— Begin —
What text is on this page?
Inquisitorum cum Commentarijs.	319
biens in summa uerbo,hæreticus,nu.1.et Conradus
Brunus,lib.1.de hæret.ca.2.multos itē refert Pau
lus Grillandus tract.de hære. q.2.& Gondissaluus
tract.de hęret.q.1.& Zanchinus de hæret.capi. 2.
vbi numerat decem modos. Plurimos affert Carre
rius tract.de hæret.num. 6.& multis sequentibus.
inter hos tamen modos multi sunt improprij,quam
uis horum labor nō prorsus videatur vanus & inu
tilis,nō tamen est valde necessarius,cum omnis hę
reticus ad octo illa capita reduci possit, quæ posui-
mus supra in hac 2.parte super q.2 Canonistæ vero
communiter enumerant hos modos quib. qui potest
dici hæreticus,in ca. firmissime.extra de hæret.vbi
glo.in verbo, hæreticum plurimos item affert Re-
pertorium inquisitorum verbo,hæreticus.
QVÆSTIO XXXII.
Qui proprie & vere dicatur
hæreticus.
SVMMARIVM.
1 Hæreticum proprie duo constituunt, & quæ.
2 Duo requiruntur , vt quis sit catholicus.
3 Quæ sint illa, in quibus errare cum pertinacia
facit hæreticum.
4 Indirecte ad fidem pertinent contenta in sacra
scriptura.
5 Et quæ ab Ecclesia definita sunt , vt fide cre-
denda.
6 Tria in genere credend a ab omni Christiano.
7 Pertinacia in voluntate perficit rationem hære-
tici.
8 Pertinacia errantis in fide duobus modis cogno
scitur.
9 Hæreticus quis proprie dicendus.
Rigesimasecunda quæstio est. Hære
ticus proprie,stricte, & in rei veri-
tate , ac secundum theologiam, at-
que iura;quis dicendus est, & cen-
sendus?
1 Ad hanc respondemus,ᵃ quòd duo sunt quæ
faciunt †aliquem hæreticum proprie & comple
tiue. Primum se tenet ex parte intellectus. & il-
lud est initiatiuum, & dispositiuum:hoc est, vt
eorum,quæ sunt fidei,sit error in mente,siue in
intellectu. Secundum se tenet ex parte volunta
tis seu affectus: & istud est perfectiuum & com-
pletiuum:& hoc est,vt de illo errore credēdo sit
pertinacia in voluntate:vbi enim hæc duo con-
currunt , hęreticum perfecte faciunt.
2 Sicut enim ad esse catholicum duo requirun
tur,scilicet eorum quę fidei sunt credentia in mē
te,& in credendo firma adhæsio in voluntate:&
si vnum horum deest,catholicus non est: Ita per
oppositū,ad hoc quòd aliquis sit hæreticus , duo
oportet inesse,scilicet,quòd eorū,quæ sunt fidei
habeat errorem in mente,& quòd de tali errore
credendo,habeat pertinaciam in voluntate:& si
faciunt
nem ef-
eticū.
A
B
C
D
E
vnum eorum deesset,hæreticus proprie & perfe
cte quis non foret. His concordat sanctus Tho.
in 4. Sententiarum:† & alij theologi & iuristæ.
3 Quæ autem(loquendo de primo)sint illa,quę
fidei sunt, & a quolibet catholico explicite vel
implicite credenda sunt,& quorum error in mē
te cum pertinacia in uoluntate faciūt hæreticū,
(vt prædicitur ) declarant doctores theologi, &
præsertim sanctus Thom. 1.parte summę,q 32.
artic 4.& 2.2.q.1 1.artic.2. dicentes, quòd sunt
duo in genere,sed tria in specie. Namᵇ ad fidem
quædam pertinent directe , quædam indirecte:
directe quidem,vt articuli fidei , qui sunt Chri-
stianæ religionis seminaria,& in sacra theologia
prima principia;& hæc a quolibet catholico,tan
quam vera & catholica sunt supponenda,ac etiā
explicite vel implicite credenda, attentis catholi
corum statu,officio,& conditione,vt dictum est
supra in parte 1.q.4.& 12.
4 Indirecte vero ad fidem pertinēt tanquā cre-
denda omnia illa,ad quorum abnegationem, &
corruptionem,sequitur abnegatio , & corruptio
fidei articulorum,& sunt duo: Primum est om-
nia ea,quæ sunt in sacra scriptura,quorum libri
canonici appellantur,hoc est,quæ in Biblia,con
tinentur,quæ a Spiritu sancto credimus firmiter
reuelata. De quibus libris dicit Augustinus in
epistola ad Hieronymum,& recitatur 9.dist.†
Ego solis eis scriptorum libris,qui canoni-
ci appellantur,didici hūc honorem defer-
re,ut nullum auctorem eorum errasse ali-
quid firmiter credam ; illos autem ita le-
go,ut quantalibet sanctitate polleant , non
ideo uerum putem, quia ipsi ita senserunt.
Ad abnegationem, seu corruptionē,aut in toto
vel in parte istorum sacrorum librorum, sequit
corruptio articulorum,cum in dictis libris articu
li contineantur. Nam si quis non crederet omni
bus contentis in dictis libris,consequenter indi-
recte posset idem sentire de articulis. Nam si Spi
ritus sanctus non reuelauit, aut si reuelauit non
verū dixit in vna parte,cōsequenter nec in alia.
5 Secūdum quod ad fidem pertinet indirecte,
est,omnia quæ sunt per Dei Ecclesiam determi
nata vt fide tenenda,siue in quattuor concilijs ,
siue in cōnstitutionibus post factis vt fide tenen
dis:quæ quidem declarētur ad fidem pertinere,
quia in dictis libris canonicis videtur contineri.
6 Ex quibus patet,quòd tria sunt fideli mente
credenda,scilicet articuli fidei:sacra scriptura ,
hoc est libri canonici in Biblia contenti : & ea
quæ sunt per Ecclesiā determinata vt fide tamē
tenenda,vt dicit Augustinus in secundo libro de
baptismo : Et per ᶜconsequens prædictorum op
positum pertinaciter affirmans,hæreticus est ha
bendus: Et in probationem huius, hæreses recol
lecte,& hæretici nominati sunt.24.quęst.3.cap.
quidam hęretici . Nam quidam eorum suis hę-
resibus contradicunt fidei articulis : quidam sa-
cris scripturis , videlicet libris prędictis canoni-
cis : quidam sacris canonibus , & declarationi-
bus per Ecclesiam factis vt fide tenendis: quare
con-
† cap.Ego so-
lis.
— End —
**Exercise**: Write the entries again, exactly as they stand.

**Task response**:
What text is on this page?
Inquisitorum cum Commentarijs.	319
biens in summa uerbo,hæreticus,nu.1.et Conradus
Brunus,lib.1.de hæret.ca.2.multos itē refert Pau
lus Grillandus tract.de hære. q.2.& Gondissaluus
tract.de hęret.q.1.& Zanchinus de hæret.capi. 2.
vbi numerat decem modos. Plurimos affert Carre
rius tract.de hæret.num. 6.& multis sequentibus.
inter hos tamen modos multi sunt improprij,quam
uis horum labor nō prorsus videatur vanus & inu
tilis,nō tamen est valde necessarius,cum omnis hę
reticus ad octo illa capita reduci possit, quæ posui-
mus supra in hac 2.parte super q.2 Canonistæ vero
communiter enumerant hos modos quib. qui potest
dici hæreticus,in ca. firmissime.extra de hæret.vbi
glo.in verbo, hæreticum plurimos item affert Re-
pertorium inquisitorum verbo,hæreticus.
QVÆSTIO XXXII.
Qui proprie & vere dicatur
hæreticus.
SVMMARIVM.
1 Hæreticum proprie duo constituunt, & quæ.
2 Duo requiruntur , vt quis sit catholicus.
3 Quæ sint illa, in quibus errare cum pertinacia
facit hæreticum.
4 Indirecte ad fidem pertinent contenta in sacra
scriptura.
5 Et quæ ab Ecclesia definita sunt , vt fide cre-
denda.
6 Tria in genere credend a ab omni Christiano.
7 Pertinacia in voluntate perficit rationem hære-
tici.
8 Pertinacia errantis in fide duobus modis cogno
scitur.
9 Hæreticus quis proprie dicendus.
Rigesimasecunda quæstio est. Hære
ticus proprie,stricte, & in rei veri-
tate , ac secundum theologiam, at-
que iura;quis dicendus est, & cen-
sendus?
1 Ad hanc respondemus,ᵃ quòd duo sunt quæ
faciunt †aliquem hæreticum proprie & comple
tiue. Primum se tenet ex parte intellectus. & il-
lud est initiatiuum, & dispositiuum:hoc est, vt
eorum,quæ sunt fidei,sit error in mente,siue in
intellectu. Secundum se tenet ex parte volunta
tis seu affectus: & istud est perfectiuum & com-
pletiuum:& hoc est,vt de illo errore credēdo sit
pertinacia in voluntate:vbi enim hæc duo con-
currunt , hęreticum perfecte faciunt.
2 Sicut enim ad esse catholicum duo requirun
tur,scilicet eorum quę fidei sunt credentia in mē
te,& in credendo firma adhæsio in voluntate:&
si vnum horum deest,catholicus non est: Ita per
oppositū,ad hoc quòd aliquis sit hæreticus , duo
oportet inesse,scilicet,quòd eorū,quæ sunt fidei
habeat errorem in mente,& quòd de tali errore
credendo,habeat pertinaciam in voluntate:& si
faciunt
nem ef-
eticū.
A
B
C
D
E
vnum eorum deesset,hæreticus proprie & perfe
cte quis non foret. His concordat sanctus Tho.
in 4. Sententiarum:† & alij theologi & iuristæ.
3 Quæ autem(loquendo de primo)sint illa,quę
fidei sunt, & a quolibet catholico explicite vel
implicite credenda sunt,& quorum error in mē
te cum pertinacia in uoluntate faciūt hæreticū,
(vt prædicitur ) declarant doctores theologi, &
præsertim sanctus Thom. 1.parte summę,q 32.
artic 4.& 2.2.q.1 1.artic.2. dicentes, quòd sunt
duo in genere,sed tria in specie. Namᵇ ad fidem
quædam pertinent directe , quædam indirecte:
directe quidem,vt articuli fidei , qui sunt Chri-
stianæ religionis seminaria,& in sacra theologia
prima principia;& hæc a quolibet catholico,tan
quam vera & catholica sunt supponenda,ac etiā
explicite vel implicite credenda, attentis catholi
corum statu,officio,& conditione,vt dictum est
supra in parte 1.q.4.& 12.
4 Indirecte vero ad fidem pertinēt tanquā cre-
denda omnia illa,ad quorum abnegationem, &
corruptionem,sequitur abnegatio , & corruptio
fidei articulorum,& sunt duo: Primum est om-
nia ea,quæ sunt in sacra scriptura,quorum libri
canonici appellantur,hoc est,quæ in Biblia,con
tinentur,quæ a Spiritu sancto credimus firmiter
reuelata. De quibus libris dicit Augustinus in
epistola ad Hieronymum,& recitatur 9.dist.†
Ego solis eis scriptorum libris,qui canoni-
ci appellantur,didici hūc honorem defer-
re,ut nullum auctorem eorum errasse ali-
quid firmiter credam ; illos autem ita le-
go,ut quantalibet sanctitate polleant , non
ideo uerum putem, quia ipsi ita senserunt.
Ad abnegationem, seu corruptionē,aut in toto
vel in parte istorum sacrorum librorum, sequit
corruptio articulorum,cum in dictis libris articu
li contineantur. Nam si quis non crederet omni
bus contentis in dictis libris,consequenter indi-
recte posset idem sentire de articulis. Nam si Spi
ritus sanctus non reuelauit, aut si reuelauit non
verū dixit in vna parte,cōsequenter nec in alia.
5 Secūdum quod ad fidem pertinet indirecte,
est,omnia quæ sunt per Dei Ecclesiam determi
nata vt fide tenenda,siue in quattuor concilijs ,
siue in cōnstitutionibus post factis vt fide tenen
dis:quæ quidem declarētur ad fidem pertinere,
quia in dictis libris canonicis videtur contineri.
6 Ex quibus patet,quòd tria sunt fideli mente
credenda,scilicet articuli fidei:sacra scriptura ,
hoc est libri canonici in Biblia contenti : & ea
quæ sunt per Ecclesiā determinata vt fide tamē
tenenda,vt dicit Augustinus in secundo libro de
baptismo : Et per ᶜconsequens prædictorum op
positum pertinaciter affirmans,hæreticus est ha
bendus: Et in probationem huius, hæreses recol
lecte,& hæretici nominati sunt.24.quęst.3.cap.
quidam hęretici . Nam quidam eorum suis hę-
resibus contradicunt fidei articulis : quidam sa-
cris scripturis , videlicet libris prędictis canoni-
cis : quidam sacris canonibus , & declarationi-
bus per Ecclesiam factis vt fide tenendis: quare
con-
† cap.Ego so-
lis.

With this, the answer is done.